Goal —
Which lines in the listing below contain the string "axis"? Report each such line in full. Uppercase and lowercase count as different.

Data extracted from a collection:
=======

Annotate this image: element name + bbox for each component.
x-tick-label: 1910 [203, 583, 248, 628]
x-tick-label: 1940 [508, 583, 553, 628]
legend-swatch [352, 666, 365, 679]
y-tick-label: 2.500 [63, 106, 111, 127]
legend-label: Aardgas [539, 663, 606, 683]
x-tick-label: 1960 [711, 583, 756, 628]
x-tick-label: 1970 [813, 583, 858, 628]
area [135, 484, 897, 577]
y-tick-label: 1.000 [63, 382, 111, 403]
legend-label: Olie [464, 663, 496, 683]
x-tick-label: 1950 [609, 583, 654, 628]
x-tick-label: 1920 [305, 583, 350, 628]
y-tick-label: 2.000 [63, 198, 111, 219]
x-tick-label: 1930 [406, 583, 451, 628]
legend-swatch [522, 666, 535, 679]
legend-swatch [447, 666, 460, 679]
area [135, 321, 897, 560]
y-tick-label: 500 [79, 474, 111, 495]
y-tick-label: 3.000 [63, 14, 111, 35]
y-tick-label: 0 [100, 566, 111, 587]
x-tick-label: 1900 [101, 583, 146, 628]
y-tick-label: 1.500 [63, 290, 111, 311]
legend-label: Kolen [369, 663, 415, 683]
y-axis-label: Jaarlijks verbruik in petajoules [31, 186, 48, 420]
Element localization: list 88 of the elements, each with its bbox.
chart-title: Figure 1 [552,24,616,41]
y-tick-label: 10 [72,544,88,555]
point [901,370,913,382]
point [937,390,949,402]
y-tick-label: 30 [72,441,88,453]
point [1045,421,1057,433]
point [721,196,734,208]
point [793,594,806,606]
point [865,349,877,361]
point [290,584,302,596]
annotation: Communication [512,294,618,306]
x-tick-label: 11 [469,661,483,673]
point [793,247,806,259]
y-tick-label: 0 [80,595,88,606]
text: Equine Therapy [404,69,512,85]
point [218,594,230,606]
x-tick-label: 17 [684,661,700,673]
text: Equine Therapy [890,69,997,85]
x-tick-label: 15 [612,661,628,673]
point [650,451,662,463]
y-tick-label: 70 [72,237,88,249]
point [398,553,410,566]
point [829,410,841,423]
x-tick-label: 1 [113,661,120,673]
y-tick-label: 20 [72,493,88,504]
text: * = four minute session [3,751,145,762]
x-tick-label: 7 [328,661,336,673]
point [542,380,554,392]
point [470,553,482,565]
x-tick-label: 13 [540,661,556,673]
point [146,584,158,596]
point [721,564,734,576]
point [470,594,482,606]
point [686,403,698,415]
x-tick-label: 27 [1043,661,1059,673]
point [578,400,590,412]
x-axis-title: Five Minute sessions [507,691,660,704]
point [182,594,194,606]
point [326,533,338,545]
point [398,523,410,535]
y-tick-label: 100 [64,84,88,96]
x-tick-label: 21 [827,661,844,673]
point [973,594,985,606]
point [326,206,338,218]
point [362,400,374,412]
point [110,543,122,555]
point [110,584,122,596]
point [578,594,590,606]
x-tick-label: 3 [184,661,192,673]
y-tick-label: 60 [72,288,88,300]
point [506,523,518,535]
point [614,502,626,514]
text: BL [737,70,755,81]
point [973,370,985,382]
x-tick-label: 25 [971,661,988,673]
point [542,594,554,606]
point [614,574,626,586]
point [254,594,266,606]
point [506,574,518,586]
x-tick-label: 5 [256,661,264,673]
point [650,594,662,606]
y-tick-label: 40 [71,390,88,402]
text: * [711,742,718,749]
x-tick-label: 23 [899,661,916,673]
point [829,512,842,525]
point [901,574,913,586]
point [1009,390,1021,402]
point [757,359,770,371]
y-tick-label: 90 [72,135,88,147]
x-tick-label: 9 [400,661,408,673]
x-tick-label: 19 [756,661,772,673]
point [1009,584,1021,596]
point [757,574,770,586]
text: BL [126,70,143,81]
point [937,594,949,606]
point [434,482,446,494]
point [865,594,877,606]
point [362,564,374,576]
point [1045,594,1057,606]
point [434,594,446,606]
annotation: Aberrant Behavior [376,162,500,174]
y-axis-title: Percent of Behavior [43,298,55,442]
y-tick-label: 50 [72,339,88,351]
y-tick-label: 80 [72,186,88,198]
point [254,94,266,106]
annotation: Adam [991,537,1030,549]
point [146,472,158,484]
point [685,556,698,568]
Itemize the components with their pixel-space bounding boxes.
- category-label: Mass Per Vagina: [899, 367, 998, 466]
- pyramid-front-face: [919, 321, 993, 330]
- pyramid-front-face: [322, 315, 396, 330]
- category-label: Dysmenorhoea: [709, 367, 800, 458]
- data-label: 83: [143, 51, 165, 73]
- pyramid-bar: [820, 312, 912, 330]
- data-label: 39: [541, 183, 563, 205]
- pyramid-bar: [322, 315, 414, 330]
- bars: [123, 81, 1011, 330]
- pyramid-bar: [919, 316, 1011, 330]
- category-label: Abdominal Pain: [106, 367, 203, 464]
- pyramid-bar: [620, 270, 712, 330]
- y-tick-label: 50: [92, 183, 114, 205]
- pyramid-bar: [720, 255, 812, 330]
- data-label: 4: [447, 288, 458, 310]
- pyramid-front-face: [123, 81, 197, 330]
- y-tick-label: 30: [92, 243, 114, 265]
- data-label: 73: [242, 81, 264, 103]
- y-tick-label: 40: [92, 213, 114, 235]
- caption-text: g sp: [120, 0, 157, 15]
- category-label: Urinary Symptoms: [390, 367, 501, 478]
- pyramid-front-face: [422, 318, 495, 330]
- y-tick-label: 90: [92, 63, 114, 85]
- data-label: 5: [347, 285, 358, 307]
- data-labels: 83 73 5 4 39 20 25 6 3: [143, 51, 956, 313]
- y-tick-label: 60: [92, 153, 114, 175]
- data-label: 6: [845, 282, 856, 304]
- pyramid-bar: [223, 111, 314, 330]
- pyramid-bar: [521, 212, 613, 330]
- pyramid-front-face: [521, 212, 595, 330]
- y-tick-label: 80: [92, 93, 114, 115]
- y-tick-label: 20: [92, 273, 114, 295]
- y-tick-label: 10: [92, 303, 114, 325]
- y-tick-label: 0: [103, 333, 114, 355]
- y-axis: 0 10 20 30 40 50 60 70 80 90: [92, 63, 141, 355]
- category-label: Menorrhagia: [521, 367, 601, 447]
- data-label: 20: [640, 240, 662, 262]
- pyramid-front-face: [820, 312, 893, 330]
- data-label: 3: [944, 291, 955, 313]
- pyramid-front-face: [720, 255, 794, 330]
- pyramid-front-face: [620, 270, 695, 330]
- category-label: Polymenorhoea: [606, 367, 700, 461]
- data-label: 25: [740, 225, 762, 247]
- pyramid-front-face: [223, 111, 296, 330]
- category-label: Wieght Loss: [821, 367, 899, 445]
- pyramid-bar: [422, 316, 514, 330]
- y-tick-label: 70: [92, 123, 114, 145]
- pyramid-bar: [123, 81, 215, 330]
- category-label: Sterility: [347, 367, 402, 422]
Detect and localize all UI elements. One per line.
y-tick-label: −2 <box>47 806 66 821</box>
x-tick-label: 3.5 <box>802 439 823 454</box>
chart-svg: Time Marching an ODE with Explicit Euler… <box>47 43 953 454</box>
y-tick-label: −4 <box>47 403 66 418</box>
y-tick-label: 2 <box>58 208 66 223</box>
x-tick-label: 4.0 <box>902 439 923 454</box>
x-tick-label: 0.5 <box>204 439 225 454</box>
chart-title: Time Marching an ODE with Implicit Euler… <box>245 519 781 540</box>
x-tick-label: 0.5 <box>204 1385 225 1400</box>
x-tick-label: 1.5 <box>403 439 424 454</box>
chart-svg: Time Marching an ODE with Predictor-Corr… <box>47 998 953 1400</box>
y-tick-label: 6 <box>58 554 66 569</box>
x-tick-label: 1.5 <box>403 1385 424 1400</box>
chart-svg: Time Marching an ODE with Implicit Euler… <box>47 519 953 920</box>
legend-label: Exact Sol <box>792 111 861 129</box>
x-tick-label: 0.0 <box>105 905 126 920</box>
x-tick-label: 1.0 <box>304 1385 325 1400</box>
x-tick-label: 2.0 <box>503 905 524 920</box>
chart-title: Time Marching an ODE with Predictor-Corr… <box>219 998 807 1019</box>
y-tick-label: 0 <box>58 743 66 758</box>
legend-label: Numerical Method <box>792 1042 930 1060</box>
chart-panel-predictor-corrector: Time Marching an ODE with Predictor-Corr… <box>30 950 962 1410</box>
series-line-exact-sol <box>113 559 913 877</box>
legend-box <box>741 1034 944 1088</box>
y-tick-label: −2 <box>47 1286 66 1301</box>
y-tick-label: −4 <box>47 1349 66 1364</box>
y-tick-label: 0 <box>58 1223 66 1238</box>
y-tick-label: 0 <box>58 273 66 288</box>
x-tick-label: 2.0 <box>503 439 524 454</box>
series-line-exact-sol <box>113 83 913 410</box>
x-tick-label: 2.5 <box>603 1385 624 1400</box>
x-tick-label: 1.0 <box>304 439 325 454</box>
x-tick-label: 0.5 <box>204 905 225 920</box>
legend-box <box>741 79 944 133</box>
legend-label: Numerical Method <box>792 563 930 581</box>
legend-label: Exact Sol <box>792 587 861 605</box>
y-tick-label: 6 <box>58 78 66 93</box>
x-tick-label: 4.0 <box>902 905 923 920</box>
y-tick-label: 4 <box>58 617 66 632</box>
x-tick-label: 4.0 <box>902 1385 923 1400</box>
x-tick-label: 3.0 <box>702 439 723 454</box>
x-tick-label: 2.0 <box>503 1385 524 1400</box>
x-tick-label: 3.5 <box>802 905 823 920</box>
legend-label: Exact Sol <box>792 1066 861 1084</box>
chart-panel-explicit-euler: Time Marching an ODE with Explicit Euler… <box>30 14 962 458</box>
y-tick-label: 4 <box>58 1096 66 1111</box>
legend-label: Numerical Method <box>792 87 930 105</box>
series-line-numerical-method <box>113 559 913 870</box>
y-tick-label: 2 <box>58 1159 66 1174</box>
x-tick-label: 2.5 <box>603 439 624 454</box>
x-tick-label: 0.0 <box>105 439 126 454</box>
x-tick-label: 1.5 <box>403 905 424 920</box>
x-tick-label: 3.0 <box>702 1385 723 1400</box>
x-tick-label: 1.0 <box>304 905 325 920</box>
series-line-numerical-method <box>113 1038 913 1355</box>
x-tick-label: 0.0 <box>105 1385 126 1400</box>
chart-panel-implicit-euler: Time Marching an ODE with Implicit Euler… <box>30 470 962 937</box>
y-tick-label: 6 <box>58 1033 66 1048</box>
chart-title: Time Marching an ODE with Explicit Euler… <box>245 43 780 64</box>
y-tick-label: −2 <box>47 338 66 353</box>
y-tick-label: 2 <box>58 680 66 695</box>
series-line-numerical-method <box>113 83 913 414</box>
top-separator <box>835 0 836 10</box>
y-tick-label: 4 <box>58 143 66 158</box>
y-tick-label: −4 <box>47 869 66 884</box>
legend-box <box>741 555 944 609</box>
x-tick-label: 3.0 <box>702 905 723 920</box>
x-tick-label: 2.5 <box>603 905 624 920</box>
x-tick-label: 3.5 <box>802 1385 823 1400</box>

=======

In response —
y-axis-label: Jaarlijks verbruik in petajoules [31, 186, 48, 420]
x-axis-title: Five Minute sessions [507,691,660,704]
y-axis-title: Percent of Behavior [43,298,55,442]
- y-axis: 0 10 20 30 40 50 60 70 80 90: [92, 63, 141, 355]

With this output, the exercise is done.